EXERCISE INSTRUCTIONS → Write out the entries below once more, exactly.

[Records from a dataset]
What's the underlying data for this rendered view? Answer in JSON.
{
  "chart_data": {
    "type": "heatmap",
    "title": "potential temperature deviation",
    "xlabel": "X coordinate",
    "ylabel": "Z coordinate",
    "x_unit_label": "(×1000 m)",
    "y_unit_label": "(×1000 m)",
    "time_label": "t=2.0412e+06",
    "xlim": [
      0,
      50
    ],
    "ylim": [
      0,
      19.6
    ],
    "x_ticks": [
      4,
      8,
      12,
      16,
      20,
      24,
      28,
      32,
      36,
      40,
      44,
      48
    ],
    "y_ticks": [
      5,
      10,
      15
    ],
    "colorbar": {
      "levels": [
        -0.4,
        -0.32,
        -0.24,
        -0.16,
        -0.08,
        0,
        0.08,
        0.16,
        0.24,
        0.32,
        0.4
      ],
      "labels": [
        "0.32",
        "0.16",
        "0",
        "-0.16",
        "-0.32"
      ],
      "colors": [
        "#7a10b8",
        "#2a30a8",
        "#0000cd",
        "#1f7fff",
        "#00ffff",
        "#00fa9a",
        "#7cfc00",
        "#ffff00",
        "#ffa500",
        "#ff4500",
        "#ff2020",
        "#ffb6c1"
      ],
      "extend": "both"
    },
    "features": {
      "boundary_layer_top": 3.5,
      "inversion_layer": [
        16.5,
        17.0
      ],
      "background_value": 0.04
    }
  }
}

WRITTEN ANSWER →
What's the underlying data for this rendered view? Answer in JSON.
{
  "chart_data": {
    "type": "heatmap",
    "title": "potential temperature deviation",
    "xlabel": "X coordinate",
    "ylabel": "Z coordinate",
    "x_unit_label": "(×1000 m)",
    "y_unit_label": "(×1000 m)",
    "time_label": "t=2.0412e+06",
    "xlim": [
      0,
      50
    ],
    "ylim": [
      0,
      19.6
    ],
    "x_ticks": [
      4,
      8,
      12,
      16,
      20,
      24,
      28,
      32,
      36,
      40,
      44,
      48
    ],
    "y_ticks": [
      5,
      10,
      15
    ],
    "colorbar": {
      "levels": [
        -0.4,
        -0.32,
        -0.24,
        -0.16,
        -0.08,
        0,
        0.08,
        0.16,
        0.24,
        0.32,
        0.4
      ],
      "labels": [
        "0.32",
        "0.16",
        "0",
        "-0.16",
        "-0.32"
      ],
      "colors": [
        "#7a10b8",
        "#2a30a8",
        "#0000cd",
        "#1f7fff",
        "#00ffff",
        "#00fa9a",
        "#7cfc00",
        "#ffff00",
        "#ffa500",
        "#ff4500",
        "#ff2020",
        "#ffb6c1"
      ],
      "extend": "both"
    },
    "features": {
      "boundary_layer_top": 3.5,
      "inversion_layer": [
        16.5,
        17.0
      ],
      "background_value": 0.04
    }
  }
}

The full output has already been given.